PROBLEM STATEMENT. Write out exactly the lines running from the one with "Output a JSON" to the end of the data, including both of those lines and excluding pictures.

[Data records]
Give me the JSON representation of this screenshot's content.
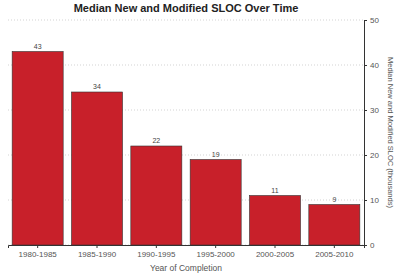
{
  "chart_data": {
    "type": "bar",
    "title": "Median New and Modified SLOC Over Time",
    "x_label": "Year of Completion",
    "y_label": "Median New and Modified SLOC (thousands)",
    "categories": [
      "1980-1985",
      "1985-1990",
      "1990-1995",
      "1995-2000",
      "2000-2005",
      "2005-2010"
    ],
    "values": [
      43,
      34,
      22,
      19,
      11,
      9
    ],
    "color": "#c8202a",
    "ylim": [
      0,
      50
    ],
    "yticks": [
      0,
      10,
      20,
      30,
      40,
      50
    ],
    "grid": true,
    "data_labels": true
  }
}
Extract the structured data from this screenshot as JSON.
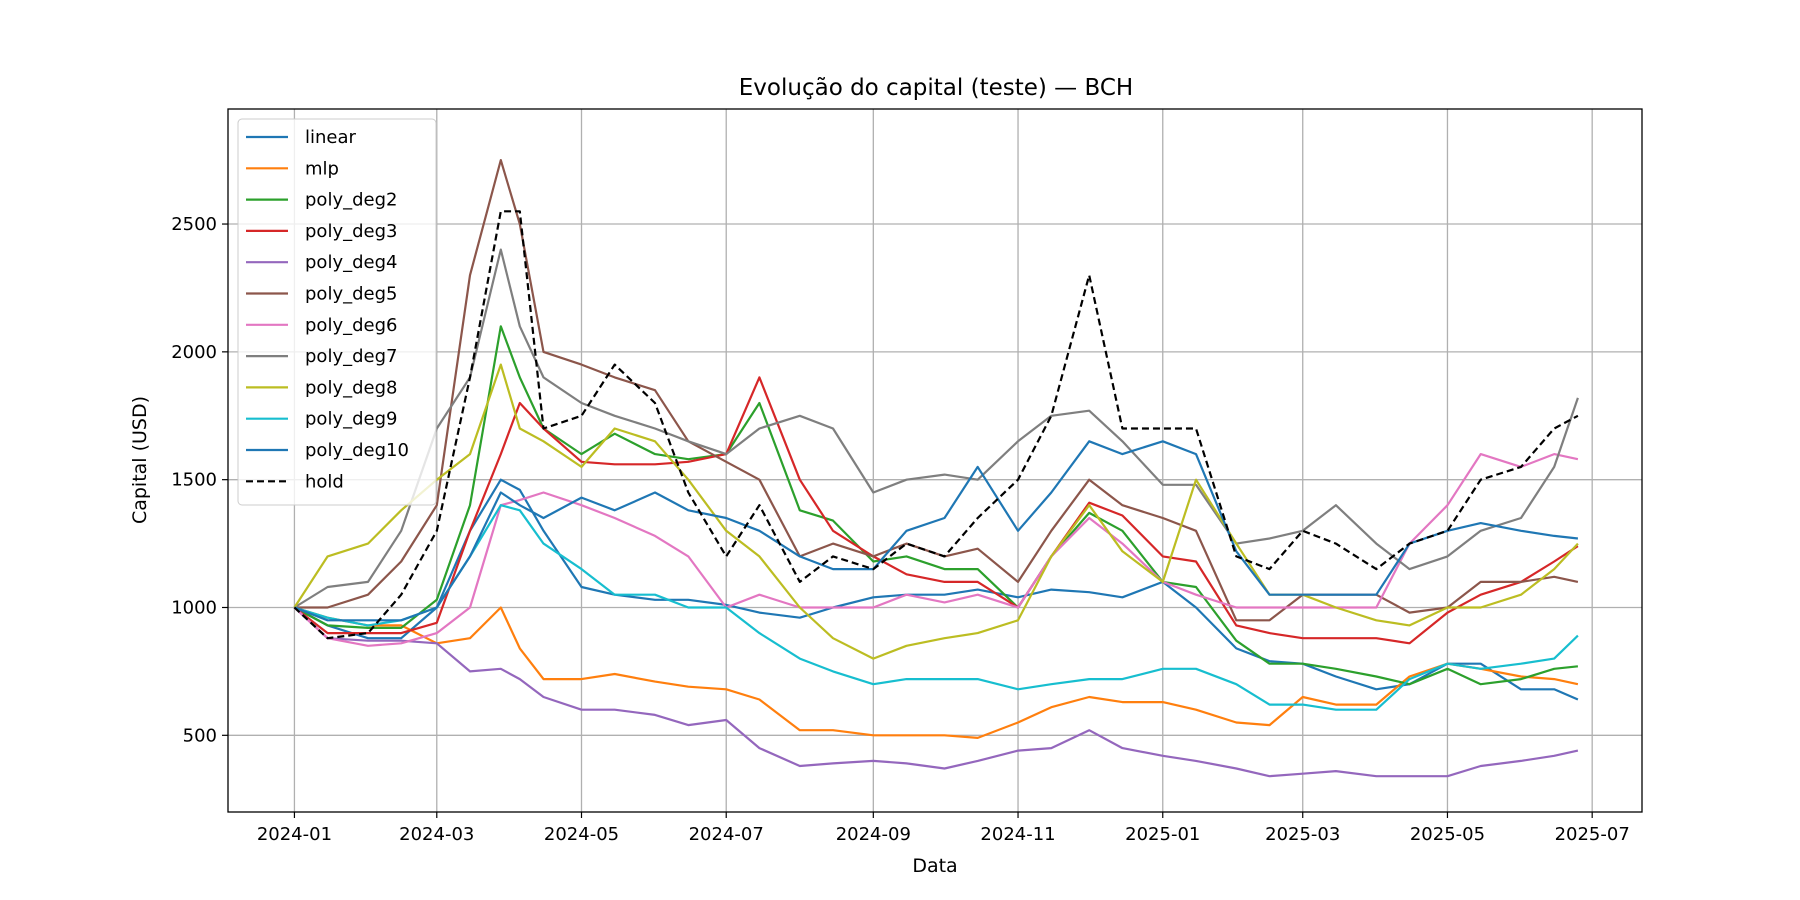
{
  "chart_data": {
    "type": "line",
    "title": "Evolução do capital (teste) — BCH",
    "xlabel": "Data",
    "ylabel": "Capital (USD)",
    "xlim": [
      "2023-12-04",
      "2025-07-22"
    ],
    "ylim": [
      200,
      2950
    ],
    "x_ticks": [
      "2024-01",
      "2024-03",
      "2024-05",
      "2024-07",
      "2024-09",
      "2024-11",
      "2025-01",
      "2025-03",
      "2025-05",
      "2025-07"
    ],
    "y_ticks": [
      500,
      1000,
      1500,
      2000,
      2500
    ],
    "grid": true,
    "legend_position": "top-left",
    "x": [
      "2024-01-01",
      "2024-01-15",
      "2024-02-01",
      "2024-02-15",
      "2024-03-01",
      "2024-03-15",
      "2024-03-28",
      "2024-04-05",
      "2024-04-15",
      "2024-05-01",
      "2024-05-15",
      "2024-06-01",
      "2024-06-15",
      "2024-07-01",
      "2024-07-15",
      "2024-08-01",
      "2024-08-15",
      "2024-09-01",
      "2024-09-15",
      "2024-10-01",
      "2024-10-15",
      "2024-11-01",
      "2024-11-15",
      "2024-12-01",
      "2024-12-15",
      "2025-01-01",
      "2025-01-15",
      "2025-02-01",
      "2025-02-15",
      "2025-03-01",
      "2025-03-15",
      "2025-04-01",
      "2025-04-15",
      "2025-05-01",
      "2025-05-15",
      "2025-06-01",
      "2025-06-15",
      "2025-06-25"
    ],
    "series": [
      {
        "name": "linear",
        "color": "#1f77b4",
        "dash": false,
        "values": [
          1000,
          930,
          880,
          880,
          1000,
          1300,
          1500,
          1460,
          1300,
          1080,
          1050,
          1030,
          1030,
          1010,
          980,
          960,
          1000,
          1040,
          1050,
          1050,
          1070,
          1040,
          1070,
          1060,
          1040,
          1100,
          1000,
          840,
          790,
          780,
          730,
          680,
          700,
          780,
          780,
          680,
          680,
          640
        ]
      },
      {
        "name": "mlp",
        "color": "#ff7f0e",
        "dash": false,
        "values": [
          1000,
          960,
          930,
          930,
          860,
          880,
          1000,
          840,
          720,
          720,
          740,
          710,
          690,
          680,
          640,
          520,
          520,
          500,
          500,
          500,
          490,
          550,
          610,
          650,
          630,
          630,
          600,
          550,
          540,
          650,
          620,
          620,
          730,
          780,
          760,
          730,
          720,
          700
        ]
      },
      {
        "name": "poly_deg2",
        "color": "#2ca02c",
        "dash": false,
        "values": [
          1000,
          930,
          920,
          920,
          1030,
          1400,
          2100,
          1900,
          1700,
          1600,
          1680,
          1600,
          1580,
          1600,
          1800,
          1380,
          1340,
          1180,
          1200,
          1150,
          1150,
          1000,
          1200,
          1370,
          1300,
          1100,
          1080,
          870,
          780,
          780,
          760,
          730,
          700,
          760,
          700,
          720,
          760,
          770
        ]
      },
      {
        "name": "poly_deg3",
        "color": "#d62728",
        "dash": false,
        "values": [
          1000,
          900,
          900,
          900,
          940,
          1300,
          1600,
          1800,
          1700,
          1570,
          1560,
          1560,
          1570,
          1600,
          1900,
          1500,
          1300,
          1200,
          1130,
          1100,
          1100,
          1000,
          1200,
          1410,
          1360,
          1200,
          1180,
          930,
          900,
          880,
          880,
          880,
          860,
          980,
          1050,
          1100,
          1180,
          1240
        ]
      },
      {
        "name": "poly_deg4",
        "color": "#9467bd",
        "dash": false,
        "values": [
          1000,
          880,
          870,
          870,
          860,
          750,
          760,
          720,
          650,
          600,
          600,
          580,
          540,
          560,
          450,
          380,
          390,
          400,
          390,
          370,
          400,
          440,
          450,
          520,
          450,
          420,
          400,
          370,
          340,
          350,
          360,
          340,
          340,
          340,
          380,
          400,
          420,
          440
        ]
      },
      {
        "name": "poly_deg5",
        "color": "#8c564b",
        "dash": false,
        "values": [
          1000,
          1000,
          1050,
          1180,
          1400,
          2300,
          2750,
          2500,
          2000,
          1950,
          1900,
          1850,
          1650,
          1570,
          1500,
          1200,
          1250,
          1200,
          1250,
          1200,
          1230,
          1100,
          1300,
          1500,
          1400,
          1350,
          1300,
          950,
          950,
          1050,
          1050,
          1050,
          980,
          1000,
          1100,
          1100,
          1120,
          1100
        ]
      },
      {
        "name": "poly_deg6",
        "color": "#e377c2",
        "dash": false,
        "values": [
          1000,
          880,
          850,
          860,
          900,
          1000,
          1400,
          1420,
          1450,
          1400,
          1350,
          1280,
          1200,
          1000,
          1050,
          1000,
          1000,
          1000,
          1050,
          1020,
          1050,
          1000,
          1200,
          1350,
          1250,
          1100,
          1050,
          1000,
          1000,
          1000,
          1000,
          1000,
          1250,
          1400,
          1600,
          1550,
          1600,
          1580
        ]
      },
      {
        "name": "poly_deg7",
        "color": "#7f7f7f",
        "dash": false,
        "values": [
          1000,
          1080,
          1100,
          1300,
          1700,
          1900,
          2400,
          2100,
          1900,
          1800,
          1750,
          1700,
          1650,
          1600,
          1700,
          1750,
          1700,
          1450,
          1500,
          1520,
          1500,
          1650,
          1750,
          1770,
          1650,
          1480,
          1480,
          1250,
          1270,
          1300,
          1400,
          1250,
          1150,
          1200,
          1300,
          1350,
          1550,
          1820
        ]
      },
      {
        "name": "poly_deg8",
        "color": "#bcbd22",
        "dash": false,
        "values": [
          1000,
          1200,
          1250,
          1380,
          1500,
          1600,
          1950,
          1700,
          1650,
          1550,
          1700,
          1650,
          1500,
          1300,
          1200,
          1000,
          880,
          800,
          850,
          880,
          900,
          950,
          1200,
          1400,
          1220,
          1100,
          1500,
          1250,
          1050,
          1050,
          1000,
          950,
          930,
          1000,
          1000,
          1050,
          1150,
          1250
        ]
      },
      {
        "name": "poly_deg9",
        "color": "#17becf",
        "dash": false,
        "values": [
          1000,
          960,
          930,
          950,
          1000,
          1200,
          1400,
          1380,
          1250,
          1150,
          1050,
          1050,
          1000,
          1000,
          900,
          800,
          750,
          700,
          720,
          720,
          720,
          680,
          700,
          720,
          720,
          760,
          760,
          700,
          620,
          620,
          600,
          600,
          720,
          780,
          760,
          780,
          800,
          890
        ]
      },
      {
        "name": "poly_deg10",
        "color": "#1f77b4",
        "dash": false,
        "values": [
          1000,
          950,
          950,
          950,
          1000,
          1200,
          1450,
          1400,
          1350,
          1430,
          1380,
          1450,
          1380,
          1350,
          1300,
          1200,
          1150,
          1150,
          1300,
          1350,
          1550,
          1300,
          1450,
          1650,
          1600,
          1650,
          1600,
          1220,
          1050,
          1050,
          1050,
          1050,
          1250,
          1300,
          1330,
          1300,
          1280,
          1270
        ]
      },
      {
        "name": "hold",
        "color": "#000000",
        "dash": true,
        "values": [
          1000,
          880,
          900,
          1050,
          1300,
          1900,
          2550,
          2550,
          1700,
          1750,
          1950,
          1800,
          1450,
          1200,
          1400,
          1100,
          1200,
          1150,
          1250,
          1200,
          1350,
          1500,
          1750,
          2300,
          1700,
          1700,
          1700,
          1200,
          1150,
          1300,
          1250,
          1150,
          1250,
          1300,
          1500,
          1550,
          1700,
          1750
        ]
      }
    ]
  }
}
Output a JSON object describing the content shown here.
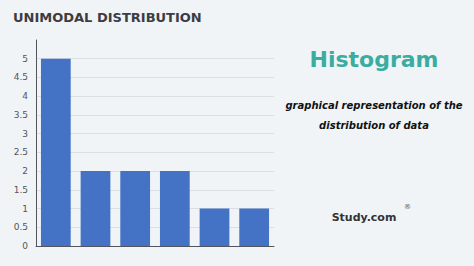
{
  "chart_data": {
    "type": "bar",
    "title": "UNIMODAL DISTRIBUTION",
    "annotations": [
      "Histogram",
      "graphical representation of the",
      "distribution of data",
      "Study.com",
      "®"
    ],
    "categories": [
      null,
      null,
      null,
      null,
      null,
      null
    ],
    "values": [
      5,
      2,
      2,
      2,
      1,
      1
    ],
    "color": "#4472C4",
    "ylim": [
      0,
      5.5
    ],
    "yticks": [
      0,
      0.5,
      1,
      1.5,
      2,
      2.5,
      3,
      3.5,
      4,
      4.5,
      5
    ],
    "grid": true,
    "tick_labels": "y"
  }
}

RESULT BELOW.
Output a JSON object describing the content shown here.
{
  "chart_data": {
    "type": "bar",
    "title": "UNIMODAL DISTRIBUTION",
    "annotations": [
      "Histogram",
      "graphical representation of the",
      "distribution of data",
      "Study.com",
      "®"
    ],
    "categories": [
      null,
      null,
      null,
      null,
      null,
      null
    ],
    "values": [
      5,
      2,
      2,
      2,
      1,
      1
    ],
    "color": "#4472C4",
    "ylim": [
      0,
      5.5
    ],
    "yticks": [
      0,
      0.5,
      1,
      1.5,
      2,
      2.5,
      3,
      3.5,
      4,
      4.5,
      5
    ],
    "grid": true,
    "tick_labels": "y"
  }
}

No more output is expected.